WHAT IS EXPECTED: Exclude the pictures, then repeat the remaining data exactly.

MATERIAL PROVIDED:
________

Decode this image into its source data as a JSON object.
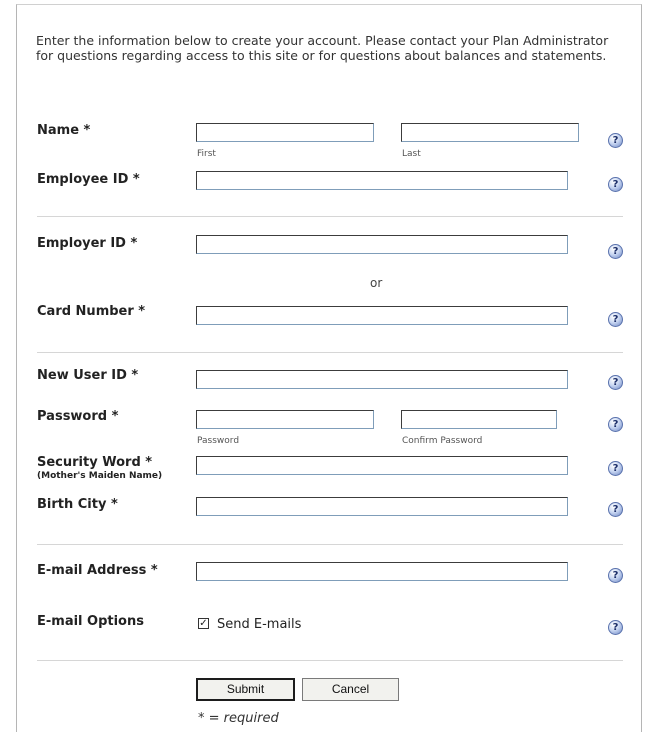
{
  "intro": "Enter the information below to create your account. Please contact your Plan Administrator for questions regarding access to this site or for questions about balances and statements.",
  "help_glyph": "?",
  "fields": {
    "name": {
      "label": "Name *",
      "first_hint": "First",
      "last_hint": "Last",
      "first_value": "",
      "last_value": ""
    },
    "employee_id": {
      "label": "Employee ID *",
      "value": ""
    },
    "employer_id": {
      "label": "Employer ID *",
      "value": ""
    },
    "or_text": "or",
    "card_number": {
      "label": "Card Number *",
      "value": ""
    },
    "new_user_id": {
      "label": "New User ID *",
      "value": ""
    },
    "password": {
      "label": "Password *",
      "password_hint": "Password",
      "confirm_hint": "Confirm Password"
    },
    "security_word": {
      "label": "Security Word *",
      "sublabel": "(Mother's Maiden Name)",
      "value": ""
    },
    "birth_city": {
      "label": "Birth City *",
      "value": ""
    },
    "email": {
      "label": "E-mail Address *",
      "value": ""
    },
    "email_options": {
      "label": "E-mail Options",
      "checkbox_label": "Send E-mails",
      "checked": true,
      "check_glyph": "✓"
    }
  },
  "buttons": {
    "submit": "Submit",
    "cancel": "Cancel"
  },
  "required_note": "* = required",
  "colors": {
    "input_border": "#7f9db9",
    "help_icon": "#6c86c4"
  }
}
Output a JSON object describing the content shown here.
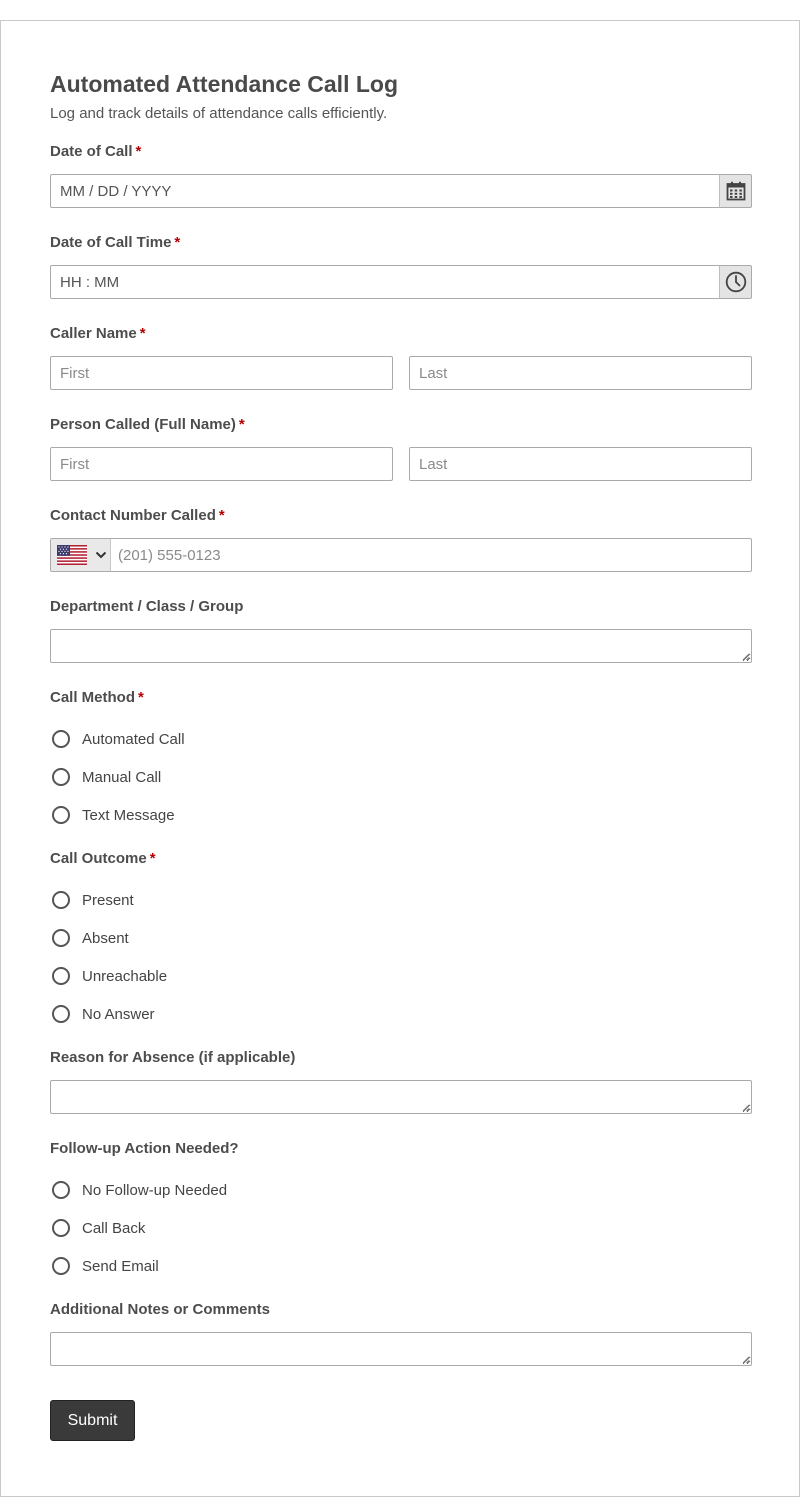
{
  "form": {
    "title": "Automated Attendance Call Log",
    "description": "Log and track details of attendance calls efficiently.",
    "required_marker": "*",
    "date_of_call": {
      "label": "Date of Call",
      "placeholder": "MM / DD / YYYY",
      "icon": "calendar-icon"
    },
    "call_time": {
      "label": "Date of Call Time",
      "placeholder": "HH : MM",
      "icon": "clock-icon"
    },
    "caller_name": {
      "label": "Caller Name",
      "first_placeholder": "First",
      "last_placeholder": "Last"
    },
    "person_called": {
      "label": "Person Called (Full Name)",
      "first_placeholder": "First",
      "last_placeholder": "Last"
    },
    "contact_number": {
      "label": "Contact Number Called",
      "country": "us-flag-icon",
      "placeholder": "(201) 555-0123"
    },
    "department": {
      "label": "Department / Class / Group",
      "value": ""
    },
    "call_method": {
      "label": "Call Method",
      "options": [
        "Automated Call",
        "Manual Call",
        "Text Message"
      ]
    },
    "call_outcome": {
      "label": "Call Outcome",
      "options": [
        "Present",
        "Absent",
        "Unreachable",
        "No Answer"
      ]
    },
    "reason_absence": {
      "label": "Reason for Absence (if applicable)",
      "value": ""
    },
    "follow_up": {
      "label": "Follow-up Action Needed?",
      "options": [
        "No Follow-up Needed",
        "Call Back",
        "Send Email"
      ]
    },
    "notes": {
      "label": "Additional Notes or Comments",
      "value": ""
    },
    "submit_label": "Submit"
  },
  "colors": {
    "required": "#b30000",
    "submit_bg": "#3a3a3a",
    "addon_bg": "#e4e4e4",
    "border": "#aaaaaa"
  }
}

________

WRITTEN RESPONSE:
Decode this image into its source data as a JSON object.
{
  "intro": "Enter the information below to create your account. Please contact your Plan Administrator for questions regarding access to this site or for questions about balances and statements.",
  "help_glyph": "?",
  "fields": {
    "name": {
      "label": "Name *",
      "first_hint": "First",
      "last_hint": "Last",
      "first_value": "",
      "last_value": ""
    },
    "employee_id": {
      "label": "Employee ID *",
      "value": ""
    },
    "employer_id": {
      "label": "Employer ID *",
      "value": ""
    },
    "or_text": "or",
    "card_number": {
      "label": "Card Number *",
      "value": ""
    },
    "new_user_id": {
      "label": "New User ID *",
      "value": ""
    },
    "password": {
      "label": "Password *",
      "password_hint": "Password",
      "confirm_hint": "Confirm Password"
    },
    "security_word": {
      "label": "Security Word *",
      "sublabel": "(Mother's Maiden Name)",
      "value": ""
    },
    "birth_city": {
      "label": "Birth City *",
      "value": ""
    },
    "email": {
      "label": "E-mail Address *",
      "value": ""
    },
    "email_options": {
      "label": "E-mail Options",
      "checkbox_label": "Send E-mails",
      "checked": true,
      "check_glyph": "✓"
    }
  },
  "buttons": {
    "submit": "Submit",
    "cancel": "Cancel"
  },
  "required_note": "* = required",
  "colors": {
    "input_border": "#7f9db9",
    "help_icon": "#6c86c4"
  }
}
Output a JSON object describing the content shown here.
{
  "form": {
    "title": "Automated Attendance Call Log",
    "description": "Log and track details of attendance calls efficiently.",
    "required_marker": "*",
    "date_of_call": {
      "label": "Date of Call",
      "placeholder": "MM / DD / YYYY",
      "icon": "calendar-icon"
    },
    "call_time": {
      "label": "Date of Call Time",
      "placeholder": "HH : MM",
      "icon": "clock-icon"
    },
    "caller_name": {
      "label": "Caller Name",
      "first_placeholder": "First",
      "last_placeholder": "Last"
    },
    "person_called": {
      "label": "Person Called (Full Name)",
      "first_placeholder": "First",
      "last_placeholder": "Last"
    },
    "contact_number": {
      "label": "Contact Number Called",
      "country": "us-flag-icon",
      "placeholder": "(201) 555-0123"
    },
    "department": {
      "label": "Department / Class / Group",
      "value": ""
    },
    "call_method": {
      "label": "Call Method",
      "options": [
        "Automated Call",
        "Manual Call",
        "Text Message"
      ]
    },
    "call_outcome": {
      "label": "Call Outcome",
      "options": [
        "Present",
        "Absent",
        "Unreachable",
        "No Answer"
      ]
    },
    "reason_absence": {
      "label": "Reason for Absence (if applicable)",
      "value": ""
    },
    "follow_up": {
      "label": "Follow-up Action Needed?",
      "options": [
        "No Follow-up Needed",
        "Call Back",
        "Send Email"
      ]
    },
    "notes": {
      "label": "Additional Notes or Comments",
      "value": ""
    },
    "submit_label": "Submit"
  },
  "colors": {
    "required": "#b30000",
    "submit_bg": "#3a3a3a",
    "addon_bg": "#e4e4e4",
    "border": "#aaaaaa"
  }
}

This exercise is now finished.